> WHAT TO DO
Transcribe every entry below word for word, but skip the pictures.

************

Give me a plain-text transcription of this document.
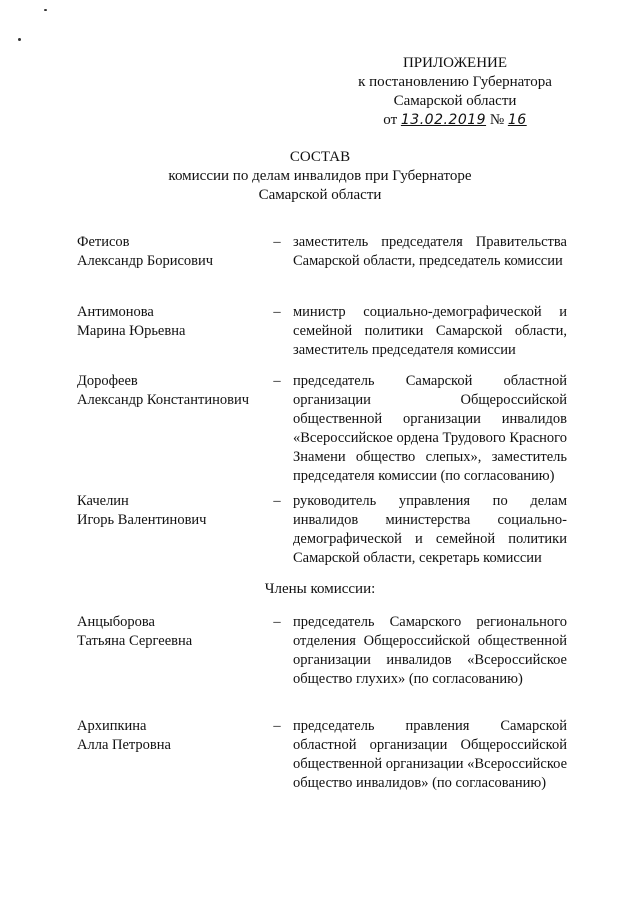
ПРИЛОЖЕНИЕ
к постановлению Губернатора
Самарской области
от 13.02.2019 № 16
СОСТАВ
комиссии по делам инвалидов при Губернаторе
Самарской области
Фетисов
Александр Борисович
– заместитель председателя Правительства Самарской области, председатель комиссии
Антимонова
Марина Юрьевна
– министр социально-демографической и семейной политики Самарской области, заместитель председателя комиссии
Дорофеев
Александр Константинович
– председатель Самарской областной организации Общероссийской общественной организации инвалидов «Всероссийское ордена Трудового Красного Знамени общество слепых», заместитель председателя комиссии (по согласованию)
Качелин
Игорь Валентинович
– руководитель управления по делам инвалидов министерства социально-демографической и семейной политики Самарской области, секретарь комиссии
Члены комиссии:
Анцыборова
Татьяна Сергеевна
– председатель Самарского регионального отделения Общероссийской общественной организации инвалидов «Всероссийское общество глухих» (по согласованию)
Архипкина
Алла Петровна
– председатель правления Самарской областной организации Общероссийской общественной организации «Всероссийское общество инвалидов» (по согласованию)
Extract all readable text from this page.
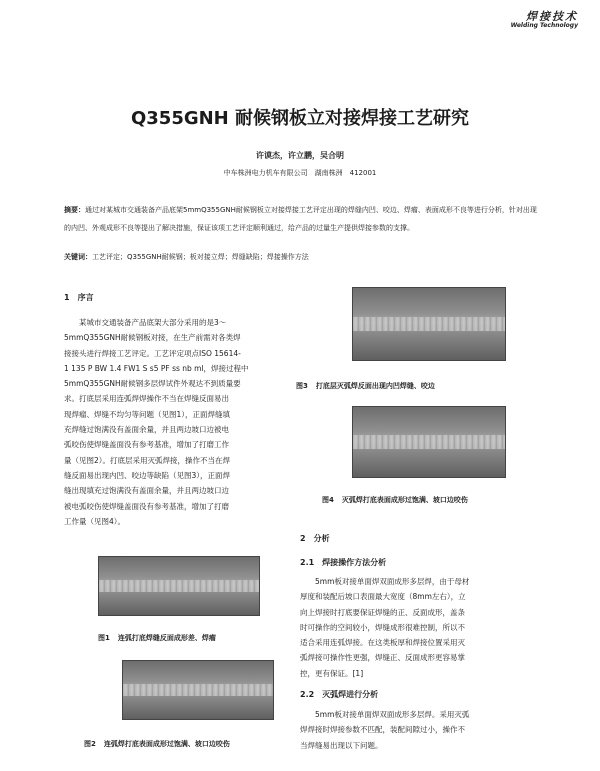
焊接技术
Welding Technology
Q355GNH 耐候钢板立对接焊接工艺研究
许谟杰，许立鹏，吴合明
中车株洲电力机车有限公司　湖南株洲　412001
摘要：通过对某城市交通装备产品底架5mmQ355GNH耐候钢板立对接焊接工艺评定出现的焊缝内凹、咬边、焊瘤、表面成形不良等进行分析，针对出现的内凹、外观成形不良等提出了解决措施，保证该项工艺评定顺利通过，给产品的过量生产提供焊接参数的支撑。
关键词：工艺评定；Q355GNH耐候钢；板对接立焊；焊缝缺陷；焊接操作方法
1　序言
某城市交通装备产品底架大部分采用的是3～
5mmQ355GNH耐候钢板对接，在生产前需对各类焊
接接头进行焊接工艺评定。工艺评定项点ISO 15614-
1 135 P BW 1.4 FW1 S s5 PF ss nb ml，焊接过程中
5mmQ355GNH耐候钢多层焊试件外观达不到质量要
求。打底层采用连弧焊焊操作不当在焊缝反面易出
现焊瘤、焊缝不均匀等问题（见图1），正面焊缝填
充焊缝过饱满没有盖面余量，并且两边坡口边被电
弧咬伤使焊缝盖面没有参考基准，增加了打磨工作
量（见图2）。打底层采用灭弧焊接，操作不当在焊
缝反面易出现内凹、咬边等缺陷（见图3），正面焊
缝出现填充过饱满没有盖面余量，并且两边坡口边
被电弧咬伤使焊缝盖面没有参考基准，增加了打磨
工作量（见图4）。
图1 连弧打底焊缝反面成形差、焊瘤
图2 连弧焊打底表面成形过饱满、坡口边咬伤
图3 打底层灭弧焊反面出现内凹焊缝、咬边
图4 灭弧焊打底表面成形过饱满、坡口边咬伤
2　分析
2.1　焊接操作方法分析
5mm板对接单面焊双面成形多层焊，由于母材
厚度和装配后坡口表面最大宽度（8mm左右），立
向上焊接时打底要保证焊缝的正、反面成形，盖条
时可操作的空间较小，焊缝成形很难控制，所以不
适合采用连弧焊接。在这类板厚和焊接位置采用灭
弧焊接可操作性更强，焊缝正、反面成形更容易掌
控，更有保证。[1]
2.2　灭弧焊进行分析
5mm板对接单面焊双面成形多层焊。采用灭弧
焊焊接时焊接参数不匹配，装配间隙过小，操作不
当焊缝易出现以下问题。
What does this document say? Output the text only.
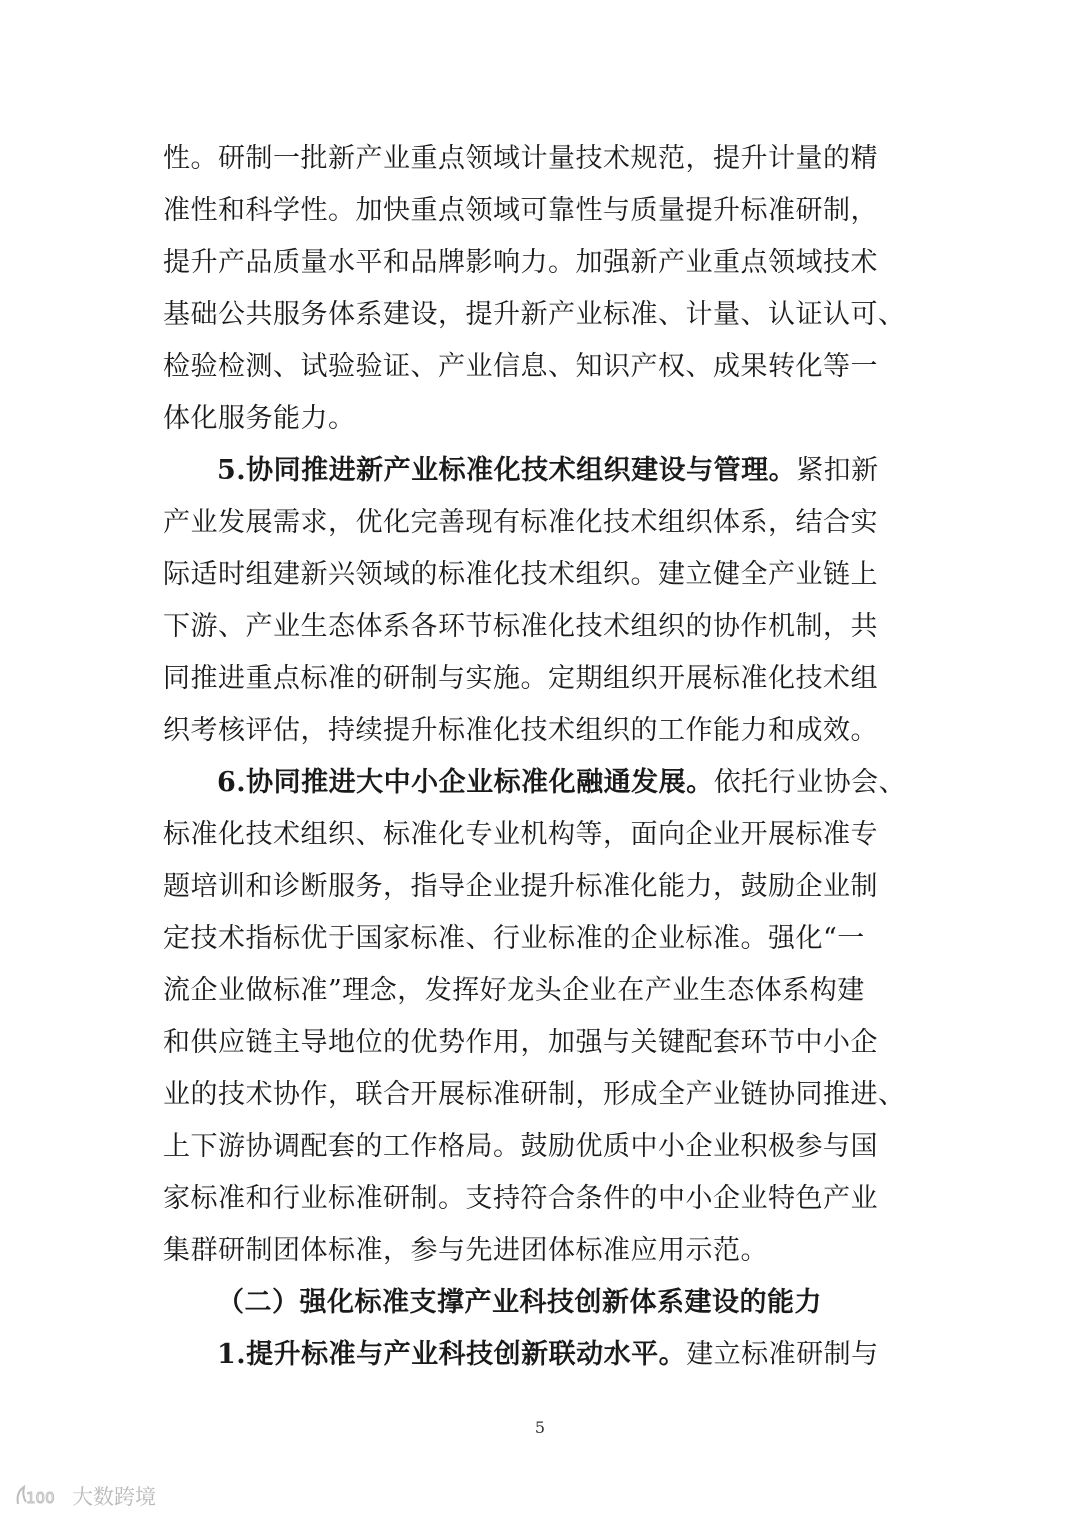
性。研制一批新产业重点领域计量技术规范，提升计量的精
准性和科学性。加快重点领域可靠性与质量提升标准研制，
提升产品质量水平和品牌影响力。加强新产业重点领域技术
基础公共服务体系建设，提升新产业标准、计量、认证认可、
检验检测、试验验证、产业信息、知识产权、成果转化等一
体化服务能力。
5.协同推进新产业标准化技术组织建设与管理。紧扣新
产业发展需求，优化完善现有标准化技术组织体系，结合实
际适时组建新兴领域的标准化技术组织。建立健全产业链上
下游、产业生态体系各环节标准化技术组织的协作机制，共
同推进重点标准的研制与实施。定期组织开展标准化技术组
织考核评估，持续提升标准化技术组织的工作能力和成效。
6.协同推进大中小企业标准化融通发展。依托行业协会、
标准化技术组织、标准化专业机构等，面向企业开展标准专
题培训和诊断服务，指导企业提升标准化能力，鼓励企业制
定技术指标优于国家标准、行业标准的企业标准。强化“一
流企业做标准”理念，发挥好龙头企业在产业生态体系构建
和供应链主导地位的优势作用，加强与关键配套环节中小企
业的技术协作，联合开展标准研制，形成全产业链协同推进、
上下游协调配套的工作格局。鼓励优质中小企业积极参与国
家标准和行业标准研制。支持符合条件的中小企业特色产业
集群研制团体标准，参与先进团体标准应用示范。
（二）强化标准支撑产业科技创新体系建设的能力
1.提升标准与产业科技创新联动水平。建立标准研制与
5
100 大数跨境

************

> RESPONSE
Give me a plain-text transcription of this document.
ПРИЛОЖЕНИЕ
к постановлению Губернатора
Самарской области
от 13.02.2019 № 16
СОСТАВ
комиссии по делам инвалидов при Губернаторе
Самарской области
Фетисов
Александр Борисович
– заместитель председателя Правительства Самарской области, председатель комиссии
Антимонова
Марина Юрьевна
– министр социально-демографической и семейной политики Самарской области, заместитель председателя комиссии
Дорофеев
Александр Константинович
– председатель Самарской областной организации Общероссийской общественной организации инвалидов «Всероссийское ордена Трудового Красного Знамени общество слепых», заместитель председателя комиссии (по согласованию)
Качелин
Игорь Валентинович
– руководитель управления по делам инвалидов министерства социально-демографической и семейной политики Самарской области, секретарь комиссии
Члены комиссии:
Анцыборова
Татьяна Сергеевна
– председатель Самарского регионального отделения Общероссийской общественной организации инвалидов «Всероссийское общество глухих» (по согласованию)
Архипкина
Алла Петровна
– председатель правления Самарской областной организации Общероссийской общественной организации «Всероссийское общество инвалидов» (по согласованию)
Extract all readable text from this page.
焊接技术
Welding Technology
Q355GNH 耐候钢板立对接焊接工艺研究
许谟杰，许立鹏，吴合明
中车株洲电力机车有限公司　湖南株洲　412001
摘要：通过对某城市交通装备产品底架5mmQ355GNH耐候钢板立对接焊接工艺评定出现的焊缝内凹、咬边、焊瘤、表面成形不良等进行分析，针对出现的内凹、外观成形不良等提出了解决措施，保证该项工艺评定顺利通过，给产品的过量生产提供焊接参数的支撑。
关键词：工艺评定；Q355GNH耐候钢；板对接立焊；焊缝缺陷；焊接操作方法
1　序言
某城市交通装备产品底架大部分采用的是3～
5mmQ355GNH耐候钢板对接，在生产前需对各类焊
接接头进行焊接工艺评定。工艺评定项点ISO 15614-
1 135 P BW 1.4 FW1 S s5 PF ss nb ml，焊接过程中
5mmQ355GNH耐候钢多层焊试件外观达不到质量要
求。打底层采用连弧焊焊操作不当在焊缝反面易出
现焊瘤、焊缝不均匀等问题（见图1），正面焊缝填
充焊缝过饱满没有盖面余量，并且两边坡口边被电
弧咬伤使焊缝盖面没有参考基准，增加了打磨工作
量（见图2）。打底层采用灭弧焊接，操作不当在焊
缝反面易出现内凹、咬边等缺陷（见图3），正面焊
缝出现填充过饱满没有盖面余量，并且两边坡口边
被电弧咬伤使焊缝盖面没有参考基准，增加了打磨
工作量（见图4）。
图1 连弧打底焊缝反面成形差、焊瘤
图2 连弧焊打底表面成形过饱满、坡口边咬伤
图3 打底层灭弧焊反面出现内凹焊缝、咬边
图4 灭弧焊打底表面成形过饱满、坡口边咬伤
2　分析
2.1　焊接操作方法分析
5mm板对接单面焊双面成形多层焊，由于母材
厚度和装配后坡口表面最大宽度（8mm左右），立
向上焊接时打底要保证焊缝的正、反面成形，盖条
时可操作的空间较小，焊缝成形很难控制，所以不
适合采用连弧焊接。在这类板厚和焊接位置采用灭
弧焊接可操作性更强，焊缝正、反面成形更容易掌
控，更有保证。[1]
2.2　灭弧焊进行分析
5mm板对接单面焊双面成形多层焊。采用灭弧
焊焊接时焊接参数不匹配，装配间隙过小，操作不
当焊缝易出现以下问题。
What does this document say? Output the text only.
性。研制一批新产业重点领域计量技术规范，提升计量的精
准性和科学性。加快重点领域可靠性与质量提升标准研制，
提升产品质量水平和品牌影响力。加强新产业重点领域技术
基础公共服务体系建设，提升新产业标准、计量、认证认可、
检验检测、试验验证、产业信息、知识产权、成果转化等一
体化服务能力。
5.协同推进新产业标准化技术组织建设与管理。紧扣新
产业发展需求，优化完善现有标准化技术组织体系，结合实
际适时组建新兴领域的标准化技术组织。建立健全产业链上
下游、产业生态体系各环节标准化技术组织的协作机制，共
同推进重点标准的研制与实施。定期组织开展标准化技术组
织考核评估，持续提升标准化技术组织的工作能力和成效。
6.协同推进大中小企业标准化融通发展。依托行业协会、
标准化技术组织、标准化专业机构等，面向企业开展标准专
题培训和诊断服务，指导企业提升标准化能力，鼓励企业制
定技术指标优于国家标准、行业标准的企业标准。强化“一
流企业做标准”理念，发挥好龙头企业在产业生态体系构建
和供应链主导地位的优势作用，加强与关键配套环节中小企
业的技术协作，联合开展标准研制，形成全产业链协同推进、
上下游协调配套的工作格局。鼓励优质中小企业积极参与国
家标准和行业标准研制。支持符合条件的中小企业特色产业
集群研制团体标准，参与先进团体标准应用示范。
（二）强化标准支撑产业科技创新体系建设的能力
1.提升标准与产业科技创新联动水平。建立标准研制与
5
100 大数跨境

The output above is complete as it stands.